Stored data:
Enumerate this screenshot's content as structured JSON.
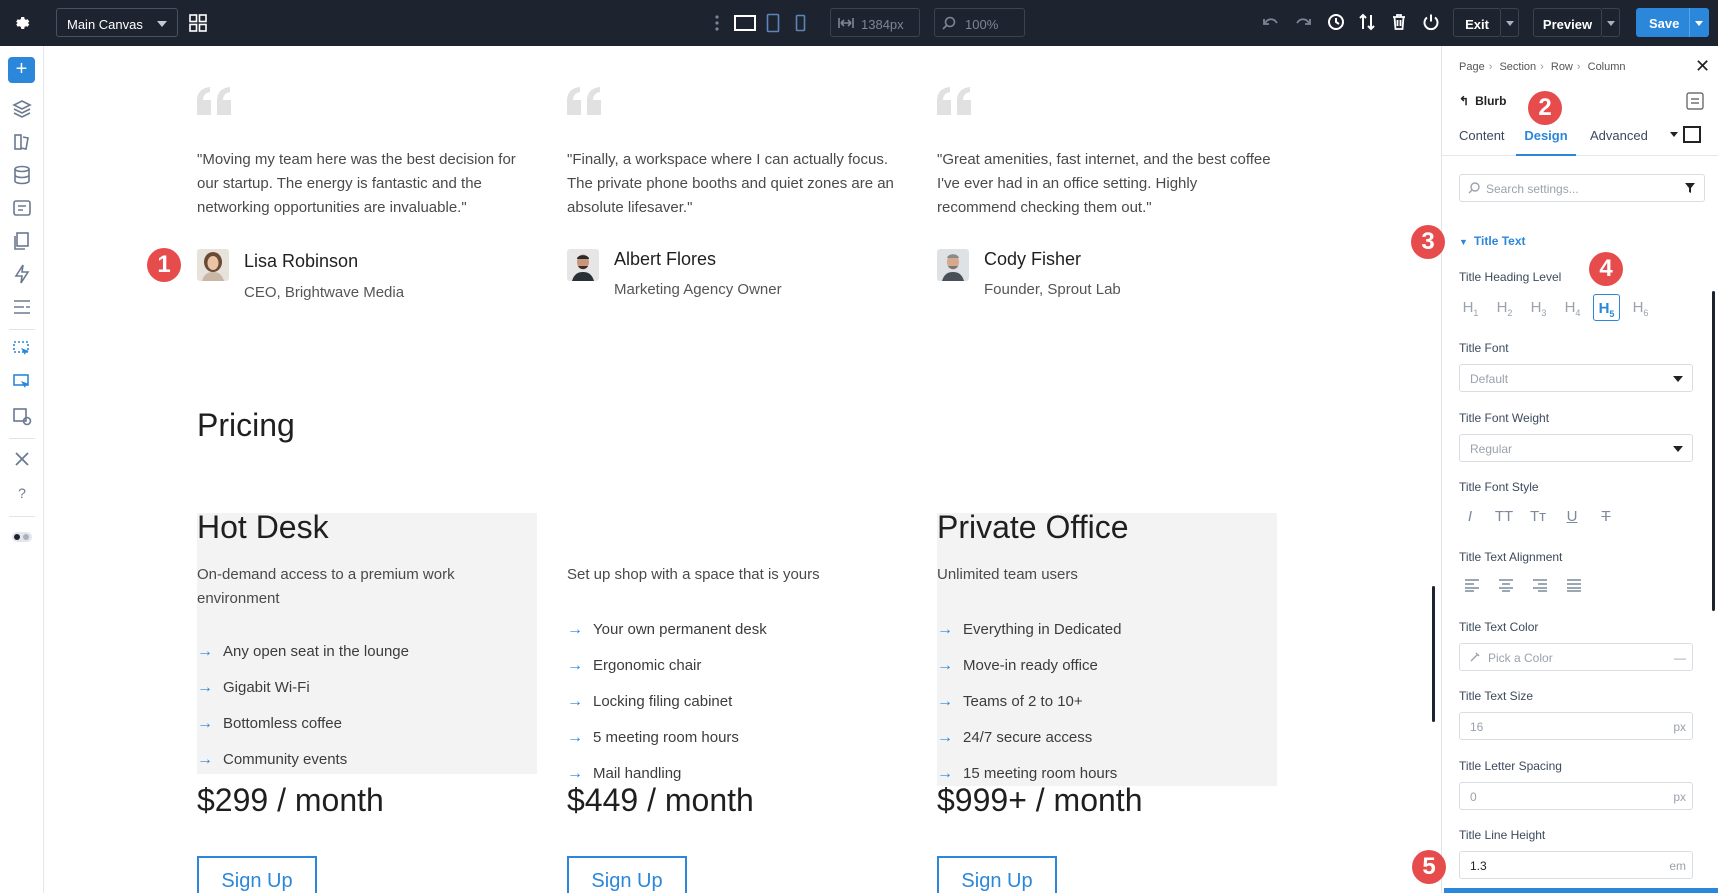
{
  "topbar": {
    "canvas_name": "Main Canvas",
    "width_value": "1384px",
    "zoom_value": "100%",
    "exit_label": "Exit",
    "preview_label": "Preview",
    "save_label": "Save"
  },
  "testimonials": [
    {
      "quote": "\"Moving my team here was the best decision for our startup. The energy is fantastic and the networking opportunities are invaluable.\"",
      "name": "Lisa Robinson",
      "role": "CEO, Brightwave Media"
    },
    {
      "quote": "\"Finally, a workspace where I can actually focus. The private phone booths and quiet zones are an absolute lifesaver.\"",
      "name": "Albert Flores",
      "role": "Marketing Agency Owner"
    },
    {
      "quote": "\"Great amenities, fast internet, and the best coffee I've ever had in an office setting. Highly recommend checking them out.\"",
      "name": "Cody Fisher",
      "role": "Founder, Sprout Lab"
    }
  ],
  "pricing": {
    "heading": "Pricing",
    "plans": [
      {
        "title": "Hot Desk",
        "desc": "On-demand access to a premium work environment",
        "features": [
          "Any open seat in the lounge",
          "Gigabit Wi-Fi",
          "Bottomless coffee",
          "Community events"
        ],
        "price": "$299 / month",
        "cta": "Sign Up"
      },
      {
        "title": "",
        "desc": "Set up shop with a space that is yours",
        "features": [
          "Your own permanent desk",
          "Ergonomic chair",
          "Locking filing cabinet",
          "5 meeting room hours",
          "Mail handling"
        ],
        "price": "$449 / month",
        "cta": "Sign Up"
      },
      {
        "title": "Private Office",
        "desc": "Unlimited team users",
        "features": [
          "Everything in Dedicated",
          "Move-in ready office",
          "Teams of 2 to 10+",
          "24/7 secure access",
          "15 meeting room hours"
        ],
        "price": "$999+ / month",
        "cta": "Sign Up"
      }
    ]
  },
  "badges": [
    "1",
    "2",
    "3",
    "4",
    "5"
  ],
  "panel": {
    "breadcrumb": [
      "Page",
      "Section",
      "Row",
      "Column"
    ],
    "module": "Blurb",
    "tabs": [
      "Content",
      "Design",
      "Advanced"
    ],
    "search_placeholder": "Search settings...",
    "group": "Title Text",
    "heading_level_label": "Title Heading Level",
    "heading_levels": [
      "H",
      "H",
      "H",
      "H",
      "H",
      "H"
    ],
    "heading_nums": [
      "1",
      "2",
      "3",
      "4",
      "5",
      "6"
    ],
    "font_label": "Title Font",
    "font_value": "Default",
    "weight_label": "Title Font Weight",
    "weight_value": "Regular",
    "style_label": "Title Font Style",
    "style_icons": [
      "I",
      "TT",
      "Tт",
      "U",
      "T"
    ],
    "align_label": "Title Text Alignment",
    "color_label": "Title Text Color",
    "color_placeholder": "Pick a Color",
    "color_dash": "—",
    "size_label": "Title Text Size",
    "size_value": "16",
    "spacing_label": "Title Letter Spacing",
    "spacing_value": "0",
    "line_label": "Title Line Height",
    "line_value": "1.3",
    "unit_px": "px",
    "unit_em": "em"
  }
}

## Exercise
Retype the whole listing exactly and leave the pictures out.

## Correct response
Enumerate this screenshot's content as structured JSON.
{
  "topbar": {
    "canvas_name": "Main Canvas",
    "width_value": "1384px",
    "zoom_value": "100%",
    "exit_label": "Exit",
    "preview_label": "Preview",
    "save_label": "Save"
  },
  "testimonials": [
    {
      "quote": "\"Moving my team here was the best decision for our startup. The energy is fantastic and the networking opportunities are invaluable.\"",
      "name": "Lisa Robinson",
      "role": "CEO, Brightwave Media"
    },
    {
      "quote": "\"Finally, a workspace where I can actually focus. The private phone booths and quiet zones are an absolute lifesaver.\"",
      "name": "Albert Flores",
      "role": "Marketing Agency Owner"
    },
    {
      "quote": "\"Great amenities, fast internet, and the best coffee I've ever had in an office setting. Highly recommend checking them out.\"",
      "name": "Cody Fisher",
      "role": "Founder, Sprout Lab"
    }
  ],
  "pricing": {
    "heading": "Pricing",
    "plans": [
      {
        "title": "Hot Desk",
        "desc": "On-demand access to a premium work environment",
        "features": [
          "Any open seat in the lounge",
          "Gigabit Wi-Fi",
          "Bottomless coffee",
          "Community events"
        ],
        "price": "$299 / month",
        "cta": "Sign Up"
      },
      {
        "title": "",
        "desc": "Set up shop with a space that is yours",
        "features": [
          "Your own permanent desk",
          "Ergonomic chair",
          "Locking filing cabinet",
          "5 meeting room hours",
          "Mail handling"
        ],
        "price": "$449 / month",
        "cta": "Sign Up"
      },
      {
        "title": "Private Office",
        "desc": "Unlimited team users",
        "features": [
          "Everything in Dedicated",
          "Move-in ready office",
          "Teams of 2 to 10+",
          "24/7 secure access",
          "15 meeting room hours"
        ],
        "price": "$999+ / month",
        "cta": "Sign Up"
      }
    ]
  },
  "badges": [
    "1",
    "2",
    "3",
    "4",
    "5"
  ],
  "panel": {
    "breadcrumb": [
      "Page",
      "Section",
      "Row",
      "Column"
    ],
    "module": "Blurb",
    "tabs": [
      "Content",
      "Design",
      "Advanced"
    ],
    "search_placeholder": "Search settings...",
    "group": "Title Text",
    "heading_level_label": "Title Heading Level",
    "heading_levels": [
      "H",
      "H",
      "H",
      "H",
      "H",
      "H"
    ],
    "heading_nums": [
      "1",
      "2",
      "3",
      "4",
      "5",
      "6"
    ],
    "font_label": "Title Font",
    "font_value": "Default",
    "weight_label": "Title Font Weight",
    "weight_value": "Regular",
    "style_label": "Title Font Style",
    "style_icons": [
      "I",
      "TT",
      "Tт",
      "U",
      "T"
    ],
    "align_label": "Title Text Alignment",
    "color_label": "Title Text Color",
    "color_placeholder": "Pick a Color",
    "color_dash": "—",
    "size_label": "Title Text Size",
    "size_value": "16",
    "spacing_label": "Title Letter Spacing",
    "spacing_value": "0",
    "line_label": "Title Line Height",
    "line_value": "1.3",
    "unit_px": "px",
    "unit_em": "em"
  }
}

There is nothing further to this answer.